Problem requirements:
Determine how many lines of the entries contain "document". Reply with that number alone.

** Start Data **

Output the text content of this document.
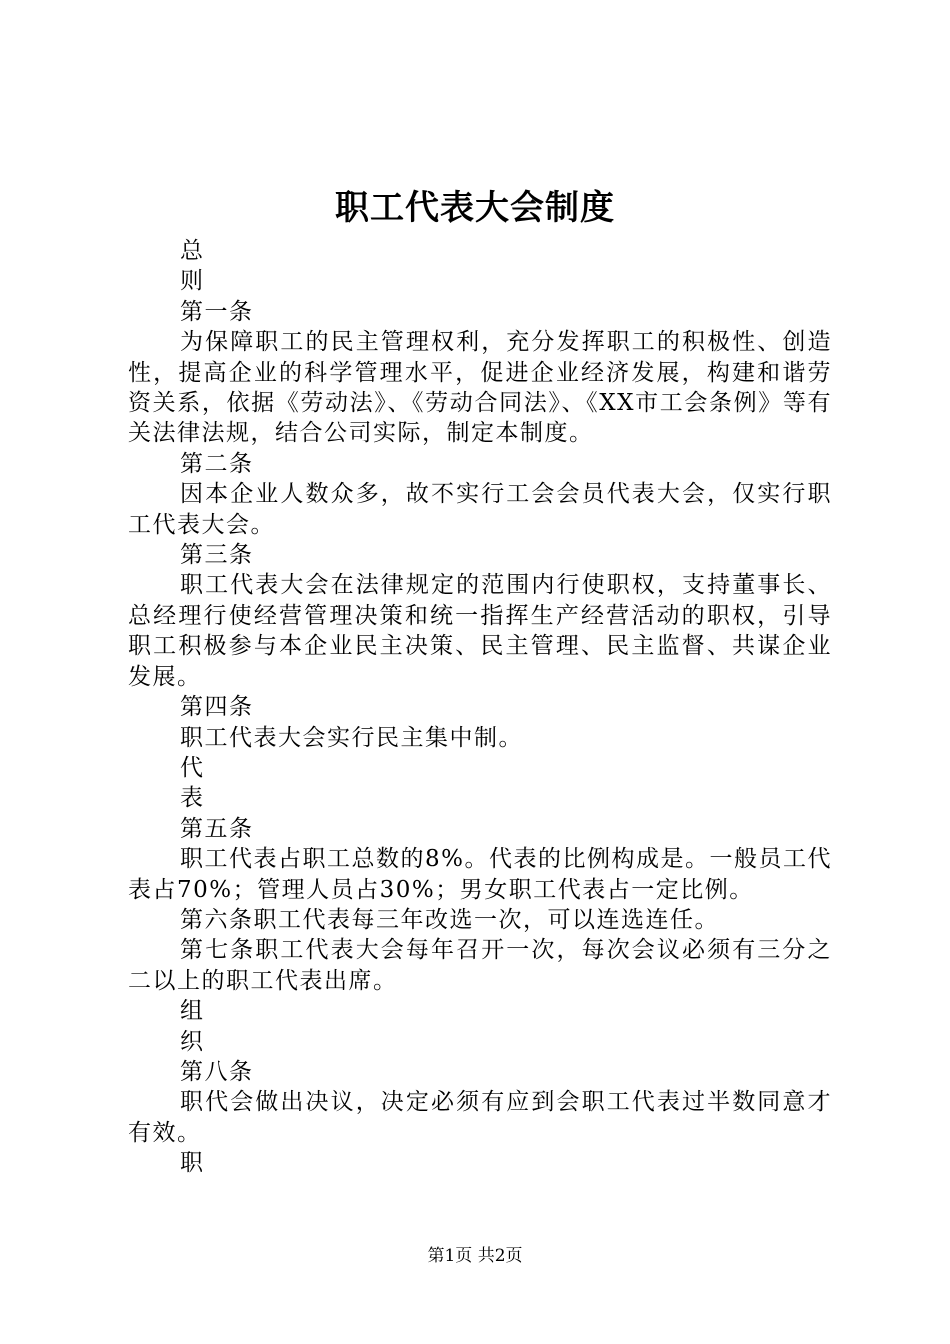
职工代表大会制度

总

则

第一条

为保障职工的民主管理权利，充分发挥职工的积极性、创造性，提高企业的科学管理水平，促进企业经济发展，构建和谐劳资关系，依据《劳动法》、《劳动合同法》、《XX市工会条例》等有关法律法规，结合公司实际，制定本制度。

第二条

因本企业人数众多，故不实行工会会员代表大会，仅实行职工代表大会。

第三条

职工代表大会在法律规定的范围内行使职权，支持董事长、总经理行使经营管理决策和统一指挥生产经营活动的职权，引导职工积极参与本企业民主决策、民主管理、民主监督、共谋企业发展。

第四条

职工代表大会实行民主集中制。

代

表

第五条

职工代表占职工总数的8%。代表的比例构成是。一般员工代表占70%；管理人员占30%；男女职工代表占一定比例。

第六条职工代表每三年改选一次，可以连选连任。

第七条职工代表大会每年召开一次，每次会议必须有三分之二以上的职工代表出席。

组

织

第八条

职代会做出决议，决定必须有应到会职工代表过半数同意才有效。

职

第1页 共2页
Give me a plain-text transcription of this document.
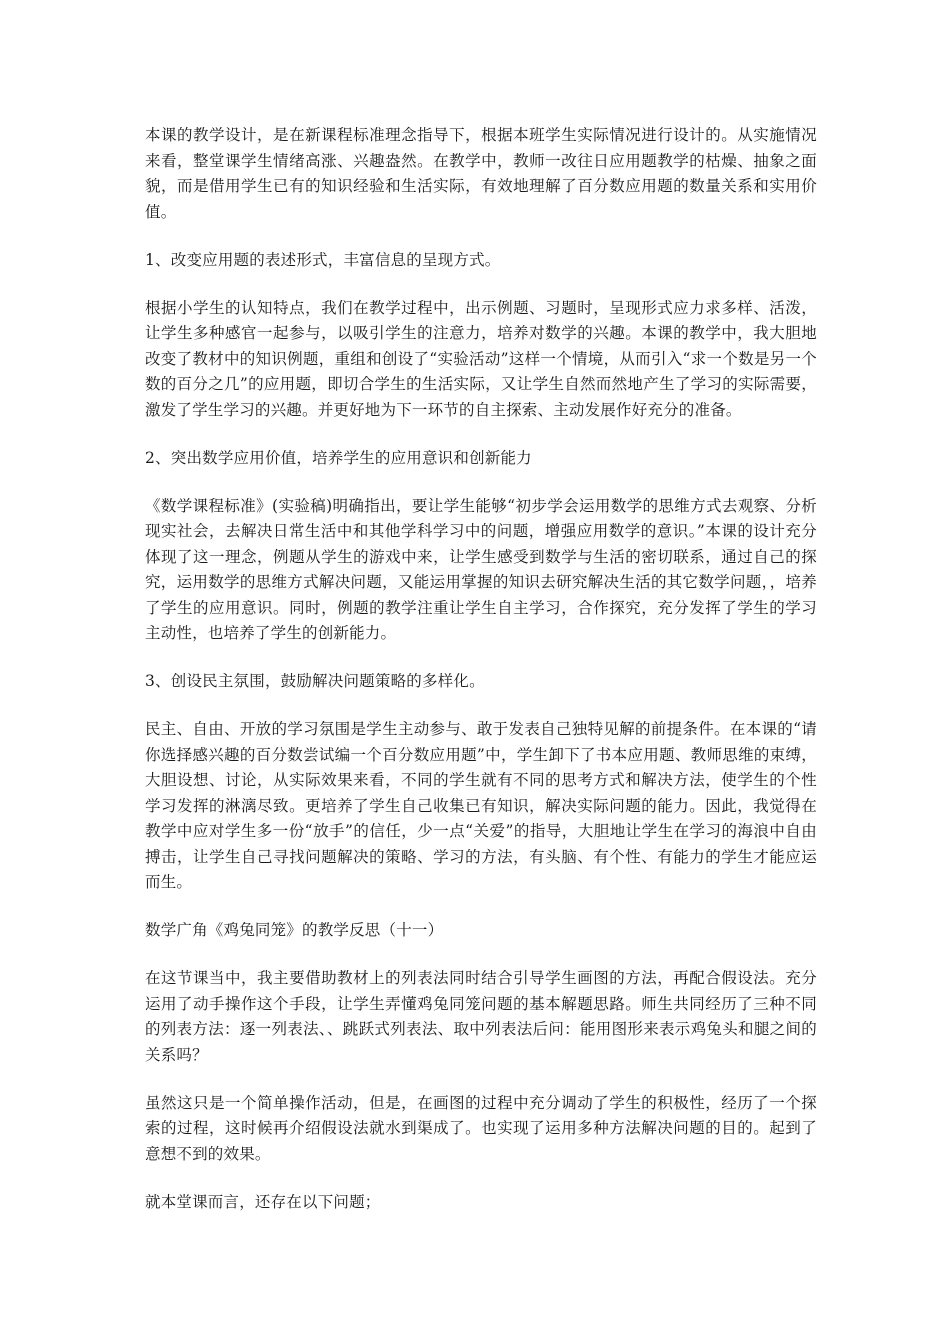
本课的教学设计，是在新课程标准理念指导下，根据本班学生实际情况进行设计的。从实施情况来看，整堂课学生情绪高涨、兴趣盎然。在教学中，教师一改往日应用题教学的枯燥、抽象之面貌，而是借用学生已有的知识经验和生活实际，有效地理解了百分数应用题的数量关系和实用价值。

1、改变应用题的表述形式，丰富信息的呈现方式。

根据小学生的认知特点，我们在教学过程中，出示例题、习题时，呈现形式应力求多样、活泼，让学生多种感官一起参与，以吸引学生的注意力，培养对数学的兴趣。本课的教学中，我大胆地改变了教材中的知识例题，重组和创设了“实验活动”这样一个情境，从而引入“求一个数是另一个数的百分之几”的应用题，即切合学生的生活实际，又让学生自然而然地产生了学习的实际需要，激发了学生学习的兴趣。并更好地为下一环节的自主探索、主动发展作好充分的准备。

2、突出数学应用价值，培养学生的应用意识和创新能力

《数学课程标准》(实验稿)明确指出，要让学生能够“初步学会运用数学的思维方式去观察、分析现实社会，去解决日常生活中和其他学科学习中的问题，增强应用数学的意识。”本课的设计充分体现了这一理念，例题从学生的游戏中来，让学生感受到数学与生活的密切联系，通过自己的探究，运用数学的思维方式解决问题，又能运用掌握的知识去研究解决生活的其它数学问题，，培养了学生的应用意识。同时，例题的教学注重让学生自主学习，合作探究，充分发挥了学生的学习主动性，也培养了学生的创新能力。

3、创设民主氛围，鼓励解决问题策略的多样化。

民主、自由、开放的学习氛围是学生主动参与、敢于发表自己独特见解的前提条件。在本课的“请你选择感兴趣的百分数尝试编一个百分数应用题”中，学生卸下了书本应用题、教师思维的束缚，大胆设想、讨论，从实际效果来看，不同的学生就有不同的思考方式和解决方法，使学生的个性学习发挥的淋漓尽致。更培养了学生自己收集已有知识，解决实际问题的能力。因此，我觉得在教学中应对学生多一份“放手”的信任，少一点“关爱”的指导，大胆地让学生在学习的海浪中自由搏击，让学生自己寻找问题解决的策略、学习的方法，有头脑、有个性、有能力的学生才能应运而生。

数学广角《鸡兔同笼》的教学反思（十一）

在这节课当中，我主要借助教材上的列表法同时结合引导学生画图的方法，再配合假设法。充分运用了动手操作这个手段，让学生弄懂鸡兔同笼问题的基本解题思路。师生共同经历了三种不同的列表方法：逐一列表法、、跳跃式列表法、取中列表法后问：能用图形来表示鸡兔头和腿之间的关系吗？

虽然这只是一个简单操作活动，但是，在画图的过程中充分调动了学生的积极性，经历了一个探索的过程，这时候再介绍假设法就水到渠成了。也实现了运用多种方法解决问题的目的。起到了意想不到的效果。

就本堂课而言，还存在以下问题；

** End Data **

Output of the task:
2